[Stated task]
Retype the whole listing, please, keeping every line exact and dropping the pictures.

:: Material shown ::

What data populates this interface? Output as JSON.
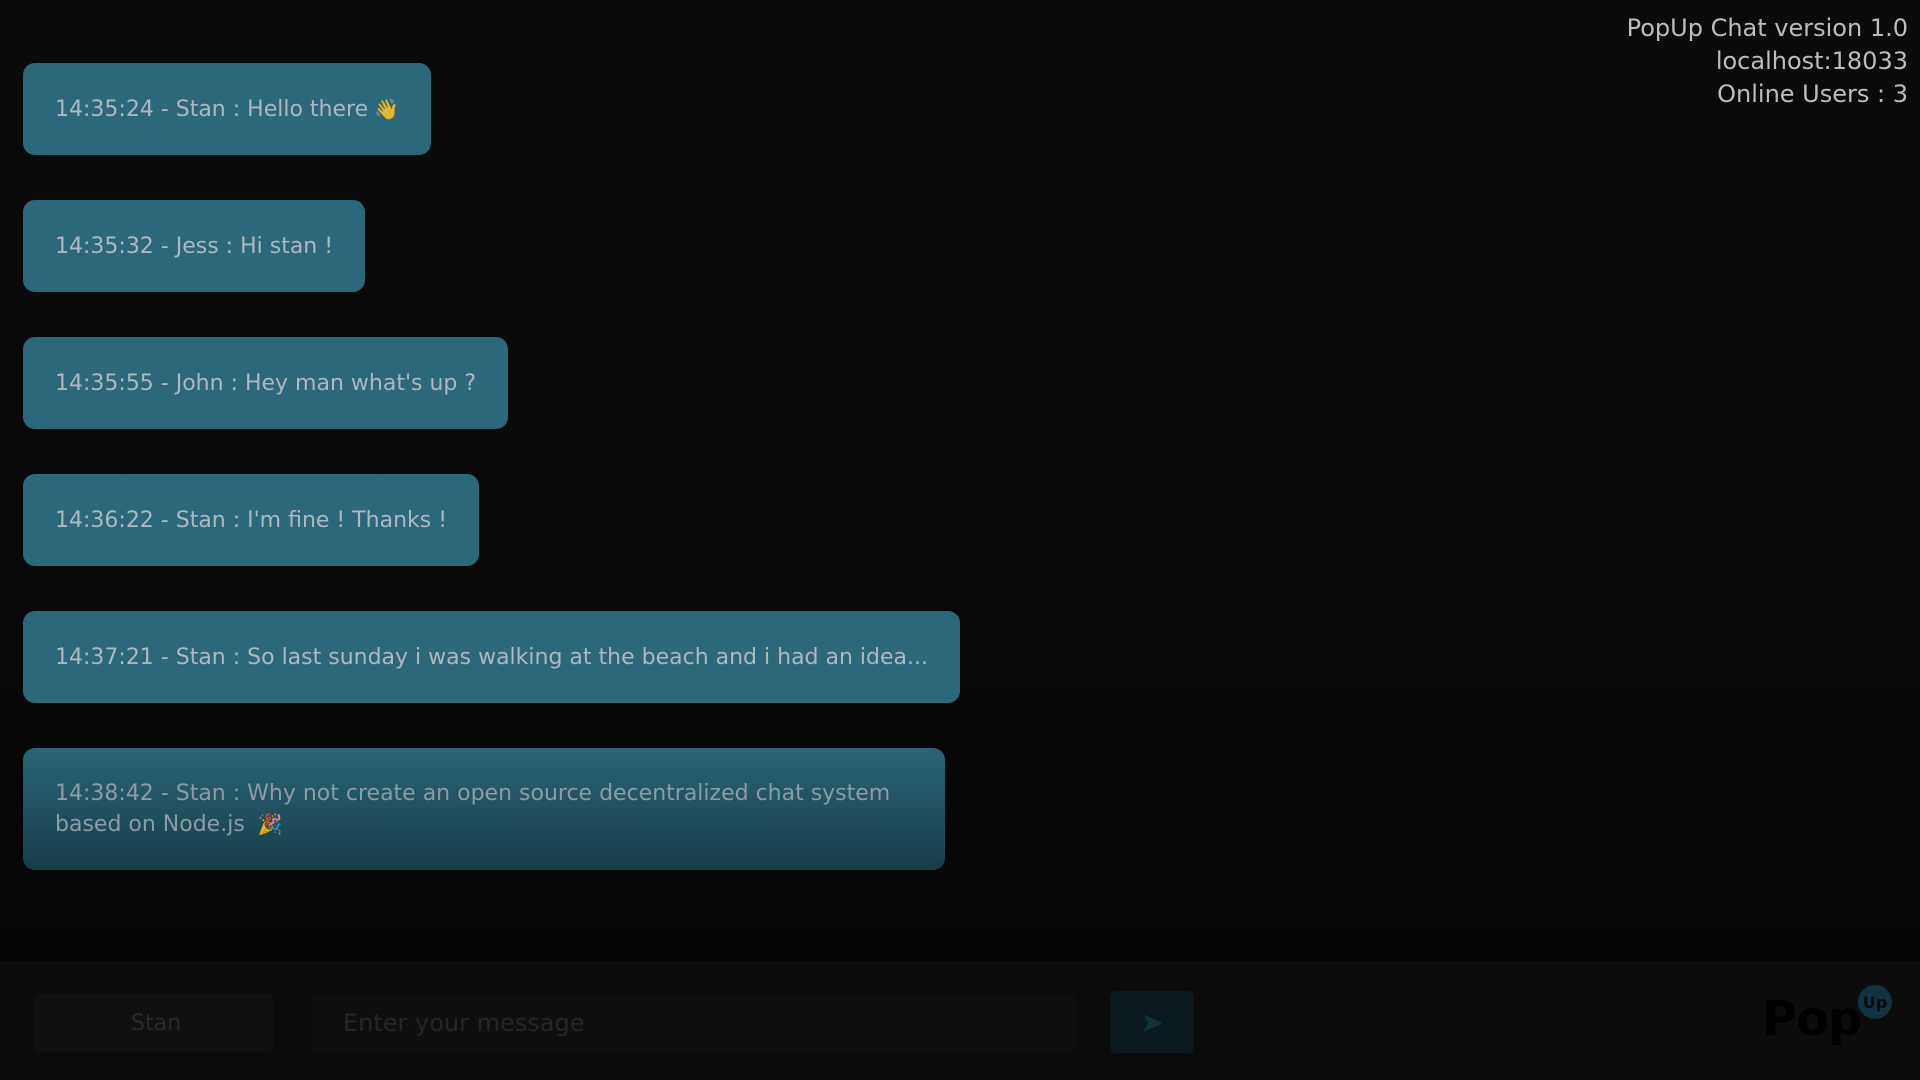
{
  "header": {
    "version": "PopUp Chat version 1.0",
    "host": "localhost:18033",
    "online_users": "Online Users : 3"
  },
  "messages": [
    {
      "text": "14:35:24 - Stan : Hello there",
      "emoji": "👋"
    },
    {
      "text": "14:35:32 - Jess : Hi stan !",
      "emoji": ""
    },
    {
      "text": "14:35:55 - John : Hey man what's up ?",
      "emoji": ""
    },
    {
      "text": "14:36:22 - Stan : I'm fine ! Thanks !",
      "emoji": ""
    },
    {
      "text": "14:37:21 - Stan : So last sunday i was walking at the beach and i had an idea...",
      "emoji": ""
    },
    {
      "text": "14:38:42 - Stan : Why not create an open source decentralized chat system based on Node.js",
      "emoji": "🎉"
    }
  ],
  "composer": {
    "username": "Stan",
    "placeholder": "Enter your message",
    "send_icon": "send-arrow-icon"
  },
  "logo": {
    "main": "Pop",
    "badge": "Up"
  },
  "colors": {
    "background": "#070707",
    "bubble": "#2b6879",
    "bubble_text": "#aeb9bd",
    "info_text": "#bdbdbd"
  }
}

:::

[Response to the task]
What data populates this interface? Output as JSON.
{
  "header": {
    "version": "PopUp Chat version 1.0",
    "host": "localhost:18033",
    "online_users": "Online Users : 3"
  },
  "messages": [
    {
      "text": "14:35:24 - Stan : Hello there",
      "emoji": "👋"
    },
    {
      "text": "14:35:32 - Jess : Hi stan !",
      "emoji": ""
    },
    {
      "text": "14:35:55 - John : Hey man what's up ?",
      "emoji": ""
    },
    {
      "text": "14:36:22 - Stan : I'm fine ! Thanks !",
      "emoji": ""
    },
    {
      "text": "14:37:21 - Stan : So last sunday i was walking at the beach and i had an idea...",
      "emoji": ""
    },
    {
      "text": "14:38:42 - Stan : Why not create an open source decentralized chat system based on Node.js",
      "emoji": "🎉"
    }
  ],
  "composer": {
    "username": "Stan",
    "placeholder": "Enter your message",
    "send_icon": "send-arrow-icon"
  },
  "logo": {
    "main": "Pop",
    "badge": "Up"
  },
  "colors": {
    "background": "#070707",
    "bubble": "#2b6879",
    "bubble_text": "#aeb9bd",
    "info_text": "#bdbdbd"
  }
}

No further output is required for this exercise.